-- RECORD EXCERPTS start --

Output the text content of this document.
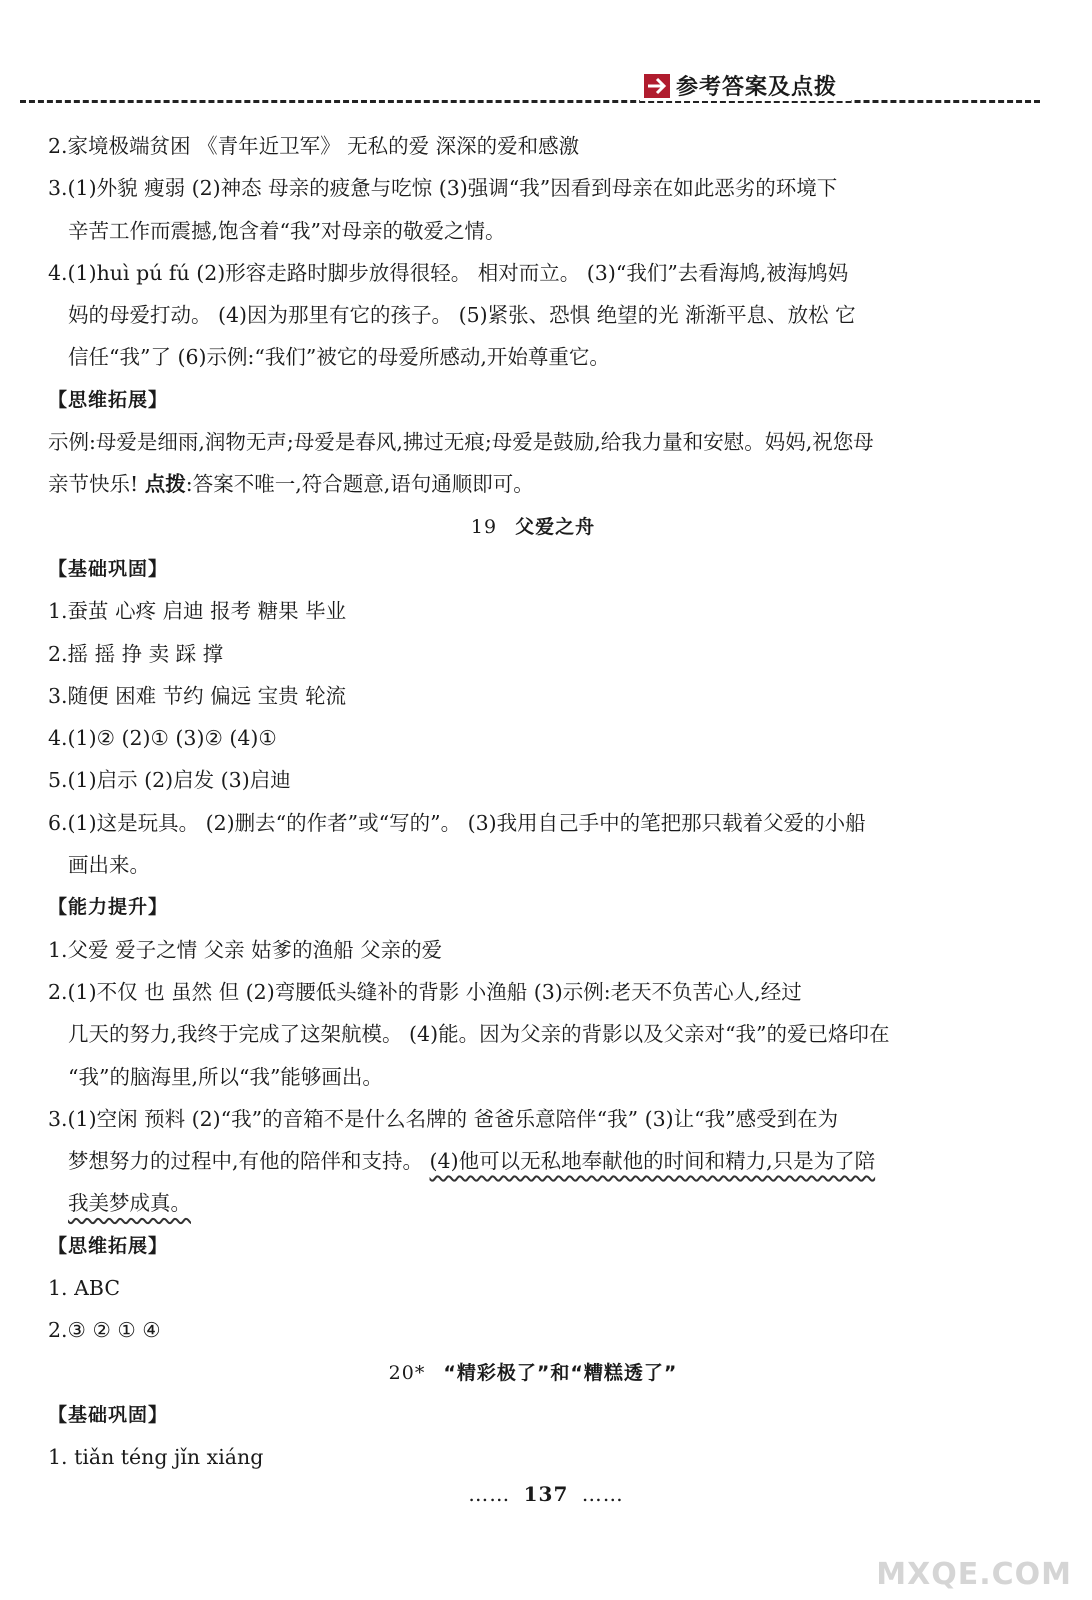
参考答案及点拨
2.家境极端贫困 《青年近卫军》 无私的爱 深深的爱和感激
3.(1)外貌 瘦弱 (2)神态 母亲的疲惫与吃惊 (3)强调“我”因看到母亲在如此恶劣的环境下
辛苦工作而震撼,饱含着“我”对母亲的敬爱之情。
4.(1)huì pú fú (2)形容走路时脚步放得很轻。 相对而立。 (3)“我们”去看海鸠,被海鸠妈
妈的母爱打动。 (4)因为那里有它的孩子。 (5)紧张、恐惧 绝望的光 渐渐平息、放松 它
信任“我”了 (6)示例:“我们”被它的母爱所感动,开始尊重它。
【思维拓展】
示例:母爱是细雨,润物无声;母爱是春风,拂过无痕;母爱是鼓励,给我力量和安慰。妈妈,祝您母
亲节快乐! 点拨:答案不唯一,符合题意,语句通顺即可。
19 父爱之舟
【基础巩固】
1.蚕茧 心疼 启迪 报考 糖果 毕业
2.摇 摇 挣 卖 踩 撑
3.随便 困难 节约 偏远 宝贵 轮流
4.(1)② (2)① (3)② (4)①
5.(1)启示 (2)启发 (3)启迪
6.(1)这是玩具。 (2)删去“的作者”或“写的”。 (3)我用自己手中的笔把那只载着父爱的小船
画出来。
【能力提升】
1.父爱 爱子之情 父亲 姑爹的渔船 父亲的爱
2.(1)不仅 也 虽然 但 (2)弯腰低头缝补的背影 小渔船 (3)示例:老天不负苦心人,经过
几天的努力,我终于完成了这架航模。 (4)能。因为父亲的背影以及父亲对“我”的爱已烙印在
“我”的脑海里,所以“我”能够画出。
3.(1)空闲 预料 (2)“我”的音箱不是什么名牌的 爸爸乐意陪伴“我” (3)让“我”感受到在为
梦想努力的过程中,有他的陪伴和支持。 (4)他可以无私地奉献他的时间和精力,只是为了陪
我美梦成真。
【思维拓展】
1. ABC
2.③ ② ① ④
20* “精彩极了”和“糟糕透了”
【基础巩固】
1. tiǎn téng jǐn xiáng
…… 137 ……
MXQE.COM
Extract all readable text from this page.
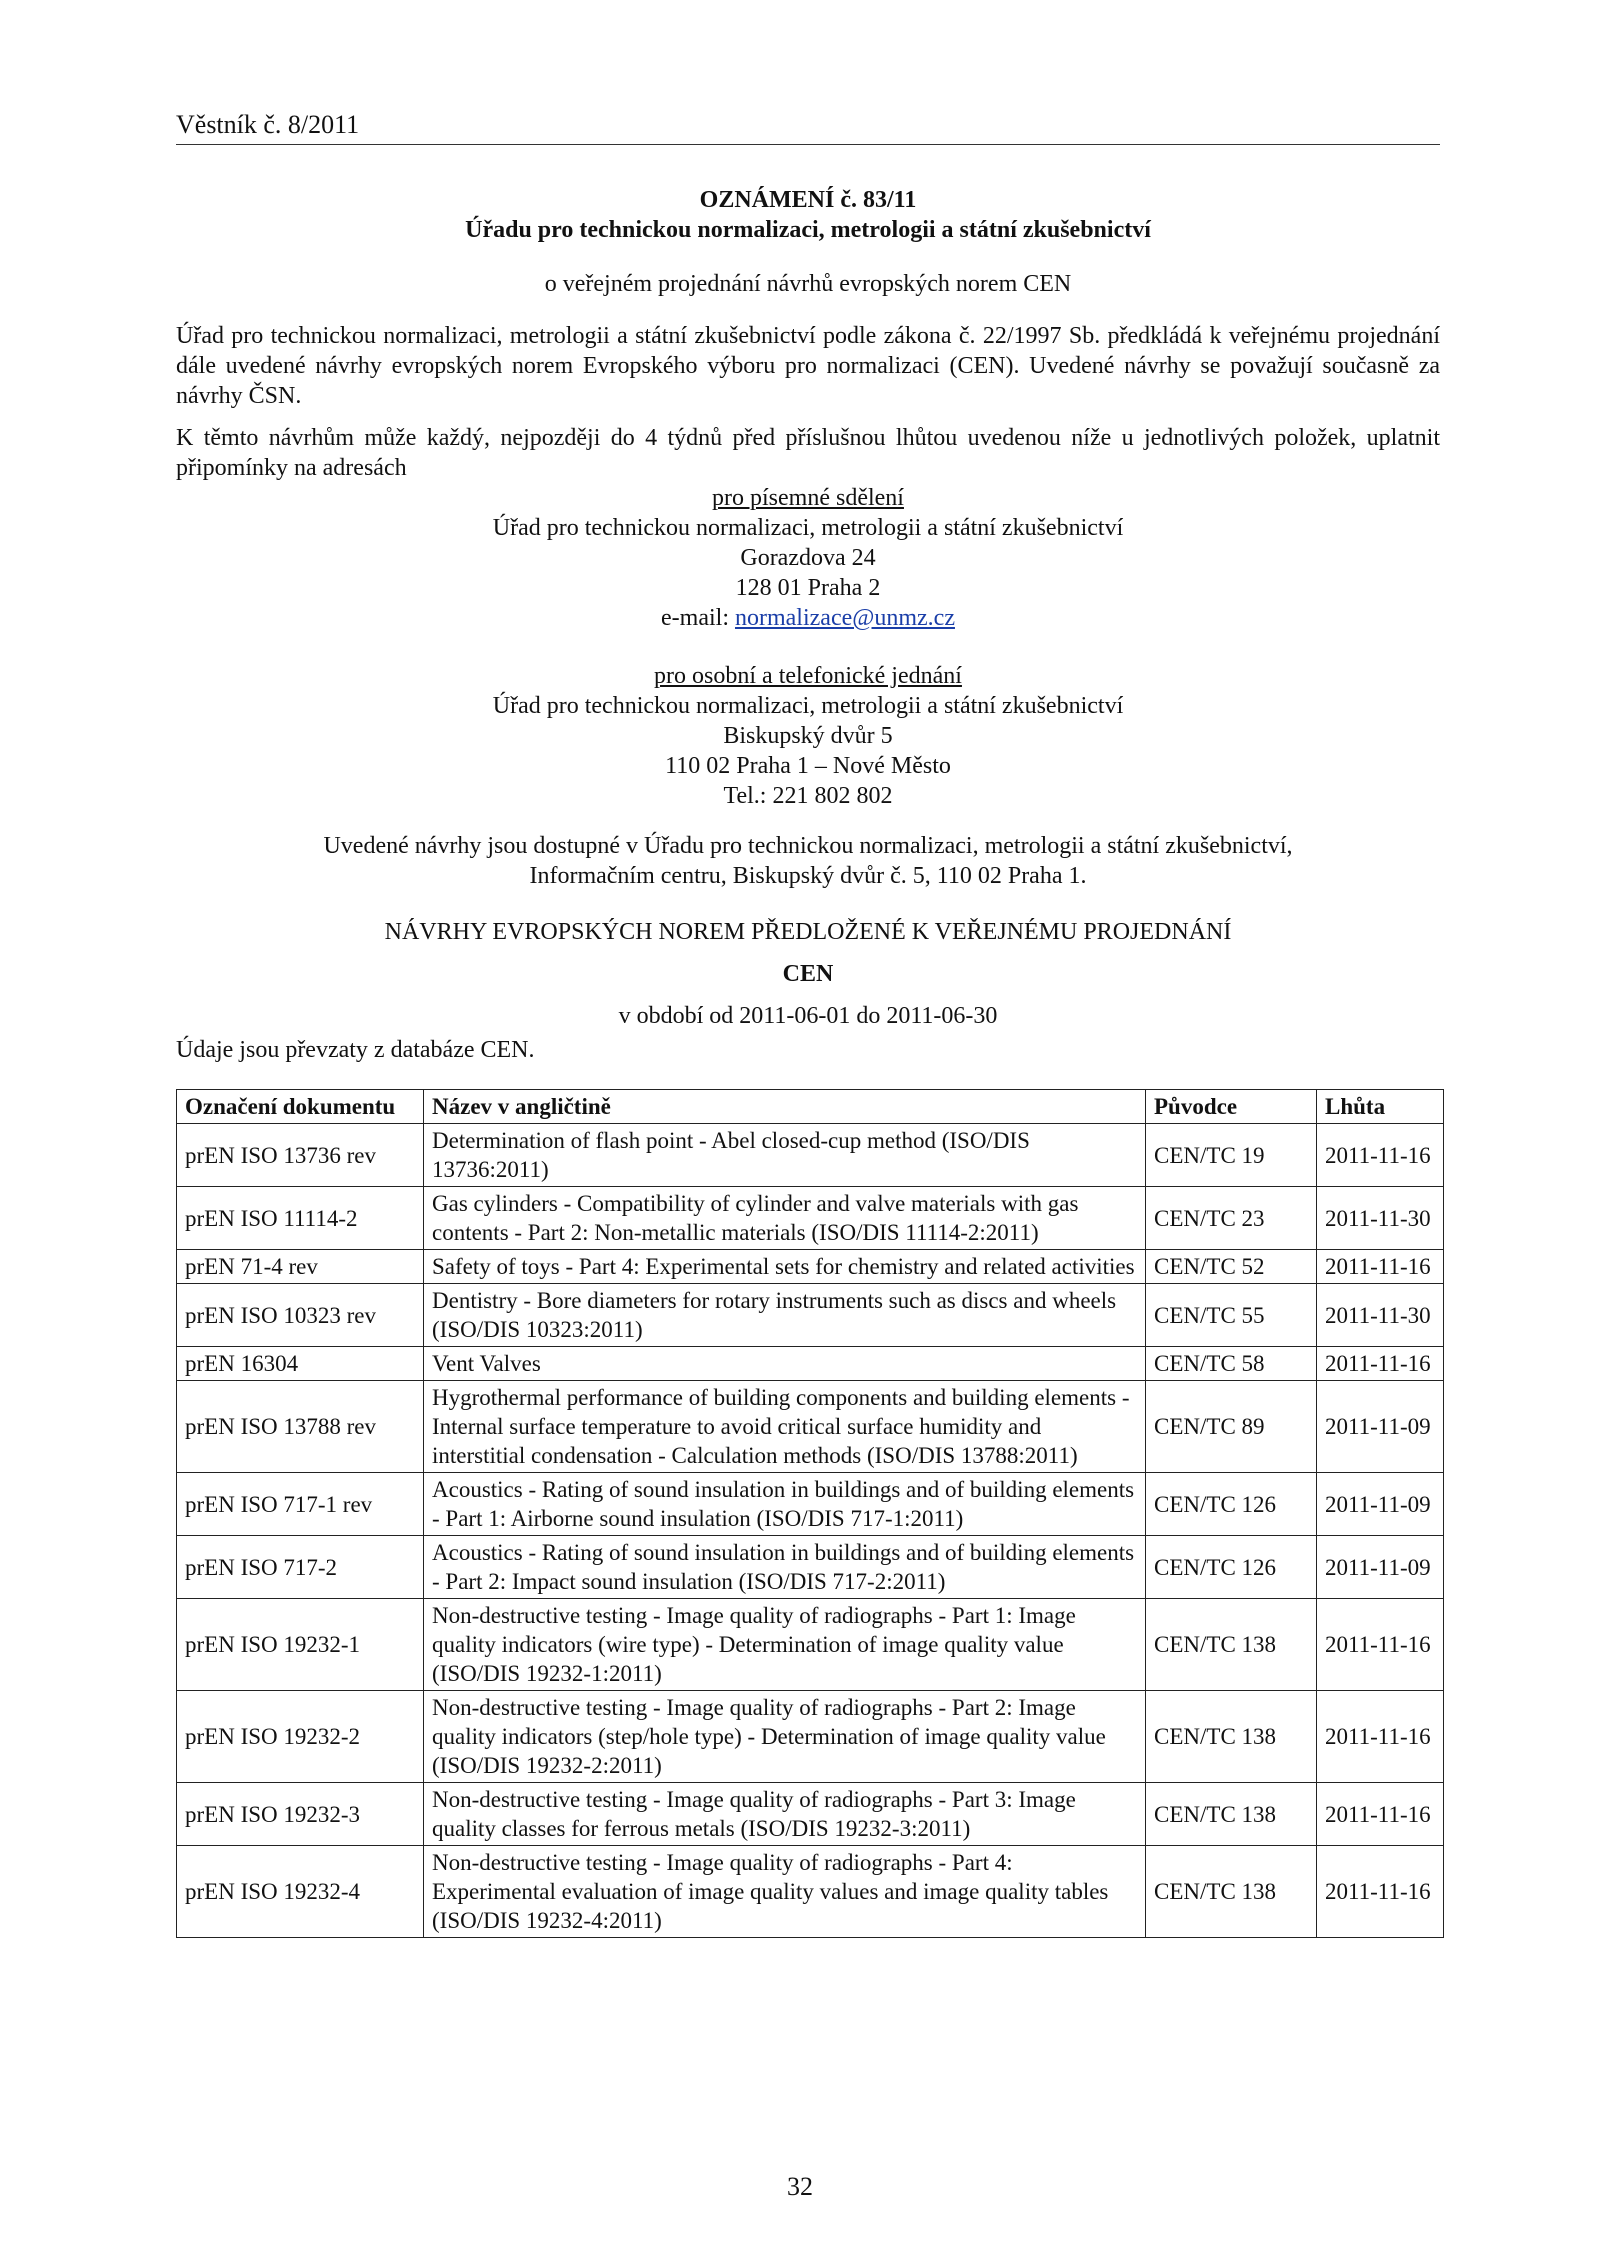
Věstník č. 8/2011
OZNÁMENÍ č. 83/11
Úřadu pro technickou normalizaci, metrologii a státní zkušebnictví
o veřejném projednání návrhů evropských norem CEN
Úřad pro technickou normalizaci, metrologii a státní zkušebnictví podle zákona č. 22/1997 Sb. předkládá k veřejnému projednání dále uvedené návrhy evropských norem Evropského výboru pro normalizaci (CEN). Uvedené návrhy se považují současně za návrhy ČSN.
K těmto návrhům může každý, nejpozději do 4 týdnů před příslušnou lhůtou uvedenou níže u jednotlivých položek, uplatnit připomínky na adresách
pro písemné sdělení
Úřad pro technickou normalizaci, metrologii a státní zkušebnictví
Gorazdova 24
128 01 Praha 2
e-mail: normalizace@unmz.cz
pro osobní a telefonické jednání
Úřad pro technickou normalizaci, metrologii a státní zkušebnictví
Biskupský dvůr 5
110 02 Praha 1 – Nové Město
Tel.: 221 802 802
Uvedené návrhy jsou dostupné v Úřadu pro technickou normalizaci, metrologii a státní zkušebnictví,
Informačním centru, Biskupský dvůr č. 5, 110 02 Praha 1.
NÁVRHY EVROPSKÝCH NOREM PŘEDLOŽENÉ K VEŘEJNÉMU PROJEDNÁNÍ
CEN
v období od 2011-06-01 do 2011-06-30
Údaje jsou převzaty z databáze CEN.
Označení dokumentu	Název v angličtině	Původce	Lhůta
prEN ISO 13736 rev	Determination of flash point - Abel closed-cup method (ISO/DIS 13736:2011)	CEN/TC 19	2011-11-16
prEN ISO 11114-2	Gas cylinders - Compatibility of cylinder and valve materials with gas contents - Part 2: Non-metallic materials (ISO/DIS 11114-2:2011)	CEN/TC 23	2011-11-30
prEN 71-4 rev	Safety of toys - Part 4: Experimental sets for chemistry and related activities	CEN/TC 52	2011-11-16
prEN ISO 10323 rev	Dentistry - Bore diameters for rotary instruments such as discs and wheels (ISO/DIS 10323:2011)	CEN/TC 55	2011-11-30
prEN 16304	Vent Valves	CEN/TC 58	2011-11-16
prEN ISO 13788 rev	Hygrothermal performance of building components and building elements - Internal surface temperature to avoid critical surface humidity and interstitial condensation - Calculation methods (ISO/DIS 13788:2011)	CEN/TC 89	2011-11-09
prEN ISO 717-1 rev	Acoustics - Rating of sound insulation in buildings and of building elements - Part 1: Airborne sound insulation (ISO/DIS 717-1:2011)	CEN/TC 126	2011-11-09
prEN ISO 717-2	Acoustics - Rating of sound insulation in buildings and of building elements - Part 2: Impact sound insulation (ISO/DIS 717-2:2011)	CEN/TC 126	2011-11-09
prEN ISO 19232-1	Non-destructive testing - Image quality of radiographs - Part 1: Image quality indicators (wire type) - Determination of image quality value (ISO/DIS 19232-1:2011)	CEN/TC 138	2011-11-16
prEN ISO 19232-2	Non-destructive testing - Image quality of radiographs - Part 2: Image quality indicators (step/hole type) - Determination of image quality value (ISO/DIS 19232-2:2011)	CEN/TC 138	2011-11-16
prEN ISO 19232-3	Non-destructive testing - Image quality of radiographs - Part 3: Image quality classes for ferrous metals (ISO/DIS 19232-3:2011)	CEN/TC 138	2011-11-16
prEN ISO 19232-4	Non-destructive testing - Image quality of radiographs - Part 4: Experimental evaluation of image quality values and image quality tables (ISO/DIS 19232-4:2011)	CEN/TC 138	2011-11-16
32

-- RECORD EXCERPTS end --

EXERCISE: State how many lines of the records hold the string "jsou", and nothing else.

SOLUTION TO THIS EXERCISE: 2